--- Start ---

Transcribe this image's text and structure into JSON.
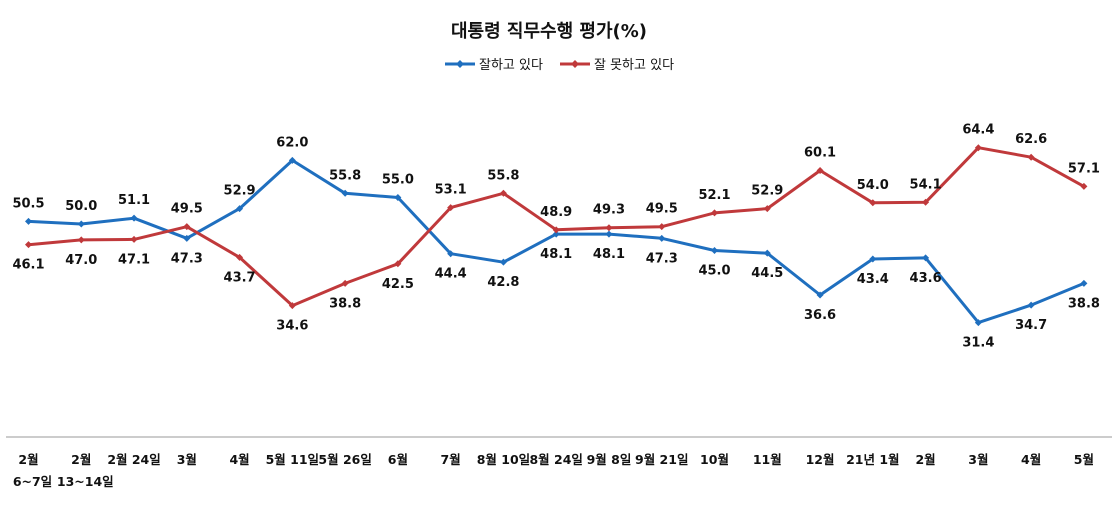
{
  "chart_data": {
    "type": "line",
    "title": "대통령 직무수행 평가(%)",
    "categories": [
      "2월",
      "2월",
      "2월 24일",
      "3월",
      "4월",
      "5월 11일",
      "5월 26일",
      "6월",
      "7월",
      "8월 10일",
      "8월 24일",
      "9월 8일",
      "9월 21일",
      "10월",
      "11월",
      "12월",
      "21년 1월",
      "2월",
      "3월",
      "4월",
      "5월"
    ],
    "sub_labels": [
      "6~7일",
      "13~14일"
    ],
    "legend_position": "top",
    "grid": false,
    "ylim": [
      0,
      100
    ],
    "series": [
      {
        "name": "잘하고 있다",
        "color": "#1f6fbf",
        "values": [
          50.5,
          50.0,
          51.1,
          47.3,
          52.9,
          62.0,
          55.8,
          55.0,
          44.4,
          42.8,
          48.1,
          48.1,
          47.3,
          45.0,
          44.5,
          36.6,
          43.4,
          43.6,
          31.4,
          34.7,
          38.8
        ]
      },
      {
        "name": "잘 못하고 있다",
        "color": "#c0393b",
        "values": [
          46.1,
          47.0,
          47.1,
          49.5,
          43.7,
          34.6,
          38.8,
          42.5,
          53.1,
          55.8,
          48.9,
          49.3,
          49.5,
          52.1,
          52.9,
          60.1,
          54.0,
          54.1,
          64.4,
          62.6,
          57.1
        ]
      }
    ]
  }
}
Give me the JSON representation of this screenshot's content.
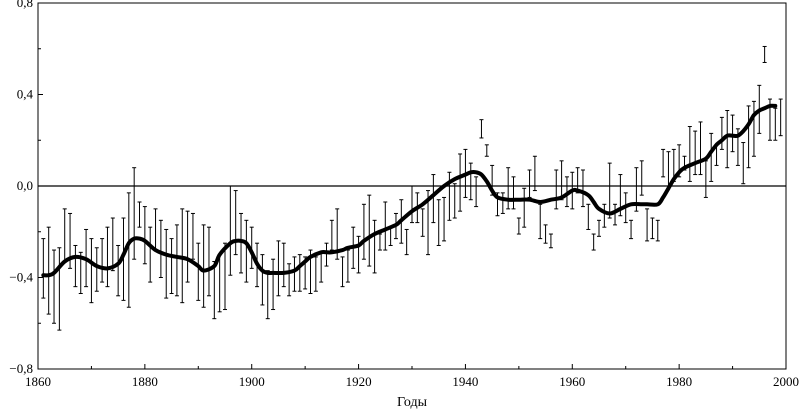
{
  "chart_data": {
    "type": "line",
    "title": "",
    "xlabel": "Годы",
    "ylabel": "",
    "xlim": [
      1860,
      2000
    ],
    "ylim": [
      -0.8,
      0.8
    ],
    "grid": false,
    "reference_line_y": 0.0,
    "x_ticks": [
      1860,
      1880,
      1900,
      1920,
      1940,
      1960,
      1980,
      2000
    ],
    "x_tick_labels": [
      "1860",
      "1880",
      "1900",
      "1920",
      "1940",
      "1960",
      "1980",
      "2000"
    ],
    "y_ticks": [
      -0.8,
      -0.4,
      0.0,
      0.4,
      0.8
    ],
    "y_tick_labels": [
      "−0,8",
      "−0,4",
      "0,0",
      "0,4",
      "0,8"
    ],
    "series": [
      {
        "kind": "annual_error_bars",
        "x": [
          1861,
          1862,
          1863,
          1864,
          1865,
          1866,
          1867,
          1868,
          1869,
          1870,
          1871,
          1872,
          1873,
          1874,
          1875,
          1876,
          1877,
          1878,
          1879,
          1880,
          1881,
          1882,
          1883,
          1884,
          1885,
          1886,
          1887,
          1888,
          1889,
          1890,
          1891,
          1892,
          1893,
          1894,
          1895,
          1896,
          1897,
          1898,
          1899,
          1900,
          1901,
          1902,
          1903,
          1904,
          1905,
          1906,
          1907,
          1908,
          1909,
          1910,
          1911,
          1912,
          1913,
          1914,
          1915,
          1916,
          1917,
          1918,
          1919,
          1920,
          1921,
          1922,
          1923,
          1924,
          1925,
          1926,
          1927,
          1928,
          1929,
          1930,
          1931,
          1932,
          1933,
          1934,
          1935,
          1936,
          1937,
          1938,
          1939,
          1940,
          1941,
          1942,
          1943,
          1944,
          1945,
          1946,
          1947,
          1948,
          1949,
          1950,
          1951,
          1952,
          1953,
          1954,
          1955,
          1956,
          1957,
          1958,
          1959,
          1960,
          1961,
          1962,
          1963,
          1964,
          1965,
          1966,
          1967,
          1968,
          1969,
          1970,
          1971,
          1972,
          1973,
          1974,
          1975,
          1976,
          1977,
          1978,
          1979,
          1980,
          1981,
          1982,
          1983,
          1984,
          1985,
          1986,
          1987,
          1988,
          1989,
          1990,
          1991,
          1992,
          1993,
          1994,
          1995,
          1996,
          1997,
          1998,
          1999
        ],
        "low": [
          -0.49,
          -0.56,
          -0.6,
          -0.63,
          -0.33,
          -0.36,
          -0.44,
          -0.47,
          -0.44,
          -0.51,
          -0.46,
          -0.42,
          -0.44,
          -0.37,
          -0.48,
          -0.5,
          -0.53,
          -0.32,
          -0.18,
          -0.34,
          -0.42,
          -0.28,
          -0.4,
          -0.49,
          -0.47,
          -0.48,
          -0.51,
          -0.42,
          -0.32,
          -0.5,
          -0.53,
          -0.48,
          -0.58,
          -0.55,
          -0.54,
          -0.39,
          -0.3,
          -0.38,
          -0.42,
          -0.36,
          -0.44,
          -0.52,
          -0.58,
          -0.54,
          -0.48,
          -0.44,
          -0.48,
          -0.46,
          -0.46,
          -0.45,
          -0.47,
          -0.46,
          -0.42,
          -0.35,
          -0.28,
          -0.32,
          -0.44,
          -0.42,
          -0.36,
          -0.38,
          -0.32,
          -0.35,
          -0.38,
          -0.28,
          -0.28,
          -0.26,
          -0.23,
          -0.25,
          -0.3,
          -0.16,
          -0.16,
          -0.22,
          -0.3,
          -0.16,
          -0.26,
          -0.24,
          -0.15,
          -0.14,
          -0.11,
          -0.05,
          -0.06,
          -0.09,
          0.21,
          0.13,
          -0.04,
          -0.13,
          -0.12,
          -0.1,
          -0.1,
          -0.21,
          -0.18,
          -0.05,
          -0.02,
          -0.23,
          -0.25,
          -0.27,
          -0.1,
          -0.06,
          -0.09,
          -0.1,
          -0.03,
          -0.09,
          -0.19,
          -0.28,
          -0.22,
          -0.18,
          -0.14,
          -0.17,
          -0.13,
          -0.16,
          -0.23,
          -0.11,
          -0.04,
          -0.24,
          -0.23,
          -0.24,
          0.04,
          -0.01,
          0.02,
          0.04,
          0.07,
          0.02,
          0.05,
          0.05,
          -0.05,
          0.02,
          0.09,
          0.16,
          0.08,
          0.15,
          0.09,
          0.01,
          0.08,
          0.13,
          0.23,
          0.54,
          0.2,
          0.2,
          0.22
        ],
        "high": [
          -0.23,
          -0.18,
          -0.28,
          -0.27,
          -0.1,
          -0.12,
          -0.26,
          -0.29,
          -0.19,
          -0.23,
          -0.27,
          -0.23,
          -0.18,
          -0.14,
          -0.26,
          -0.14,
          -0.03,
          0.08,
          -0.07,
          -0.09,
          -0.18,
          -0.1,
          -0.15,
          -0.19,
          -0.23,
          -0.17,
          -0.1,
          -0.11,
          -0.12,
          -0.25,
          -0.17,
          -0.18,
          -0.33,
          -0.3,
          -0.25,
          -0.0,
          -0.02,
          -0.12,
          -0.15,
          -0.18,
          -0.25,
          -0.3,
          -0.37,
          -0.32,
          -0.24,
          -0.25,
          -0.34,
          -0.31,
          -0.3,
          -0.31,
          -0.28,
          -0.31,
          -0.29,
          -0.25,
          -0.15,
          -0.1,
          -0.31,
          -0.28,
          -0.18,
          -0.22,
          -0.08,
          -0.04,
          -0.15,
          -0.21,
          -0.07,
          -0.18,
          -0.12,
          -0.06,
          -0.19,
          0.0,
          -0.03,
          -0.1,
          -0.02,
          0.05,
          -0.06,
          -0.05,
          0.06,
          0.01,
          0.14,
          0.16,
          0.1,
          0.04,
          0.29,
          0.18,
          0.09,
          -0.03,
          -0.03,
          0.08,
          0.04,
          -0.14,
          -0.01,
          0.07,
          0.13,
          -0.08,
          -0.17,
          -0.21,
          0.07,
          0.11,
          0.04,
          0.06,
          0.08,
          0.07,
          -0.08,
          -0.21,
          -0.15,
          -0.08,
          0.1,
          -0.08,
          0.05,
          -0.03,
          -0.15,
          0.08,
          0.11,
          -0.1,
          -0.14,
          -0.15,
          0.16,
          0.15,
          0.16,
          0.18,
          0.13,
          0.26,
          0.24,
          0.28,
          0.11,
          0.23,
          0.18,
          0.3,
          0.33,
          0.31,
          0.25,
          0.19,
          0.35,
          0.37,
          0.44,
          0.61,
          0.38,
          0.34,
          0.38
        ]
      },
      {
        "kind": "smoothed",
        "x": [
          1861,
          1862,
          1863,
          1865,
          1867,
          1869,
          1871,
          1873,
          1875,
          1876,
          1877,
          1878,
          1879,
          1880,
          1882,
          1884,
          1886,
          1888,
          1890,
          1891,
          1893,
          1894,
          1896,
          1897,
          1898,
          1899,
          1900,
          1901,
          1902,
          1903,
          1904,
          1906,
          1908,
          1909,
          1910,
          1911,
          1913,
          1914,
          1915,
          1917,
          1918,
          1920,
          1921,
          1923,
          1925,
          1927,
          1928,
          1930,
          1932,
          1934,
          1936,
          1938,
          1940,
          1941,
          1942,
          1943,
          1944,
          1945,
          1946,
          1948,
          1950,
          1952,
          1954,
          1956,
          1958,
          1960,
          1961,
          1963,
          1964,
          1965,
          1967,
          1969,
          1971,
          1973,
          1974,
          1976,
          1977,
          1978,
          1979,
          1980,
          1981,
          1983,
          1985,
          1986,
          1987,
          1988,
          1989,
          1990,
          1991,
          1992,
          1993,
          1994,
          1995,
          1996,
          1997,
          1998
        ],
        "y": [
          -0.39,
          -0.39,
          -0.38,
          -0.33,
          -0.31,
          -0.32,
          -0.35,
          -0.36,
          -0.34,
          -0.3,
          -0.25,
          -0.23,
          -0.23,
          -0.24,
          -0.28,
          -0.3,
          -0.31,
          -0.32,
          -0.35,
          -0.37,
          -0.35,
          -0.3,
          -0.25,
          -0.24,
          -0.24,
          -0.25,
          -0.29,
          -0.34,
          -0.37,
          -0.38,
          -0.38,
          -0.38,
          -0.37,
          -0.35,
          -0.33,
          -0.31,
          -0.29,
          -0.29,
          -0.29,
          -0.28,
          -0.27,
          -0.26,
          -0.24,
          -0.21,
          -0.19,
          -0.17,
          -0.15,
          -0.11,
          -0.08,
          -0.04,
          0.0,
          0.03,
          0.05,
          0.06,
          0.06,
          0.05,
          0.02,
          -0.02,
          -0.05,
          -0.06,
          -0.06,
          -0.06,
          -0.07,
          -0.06,
          -0.05,
          -0.02,
          -0.02,
          -0.04,
          -0.07,
          -0.1,
          -0.12,
          -0.1,
          -0.08,
          -0.08,
          -0.08,
          -0.08,
          -0.05,
          -0.01,
          0.03,
          0.06,
          0.08,
          0.1,
          0.12,
          0.15,
          0.18,
          0.2,
          0.22,
          0.22,
          0.22,
          0.24,
          0.27,
          0.31,
          0.33,
          0.34,
          0.35,
          0.35
        ]
      }
    ]
  }
}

--- End ---

- [REQUIRED TASK]
Pull out each line of the listing that holds the string "JSON".

- [EXERCISE ANSWER]
Transcribe this image's text and structure into JSON.
Give me the JSON representation of this screenshot's content.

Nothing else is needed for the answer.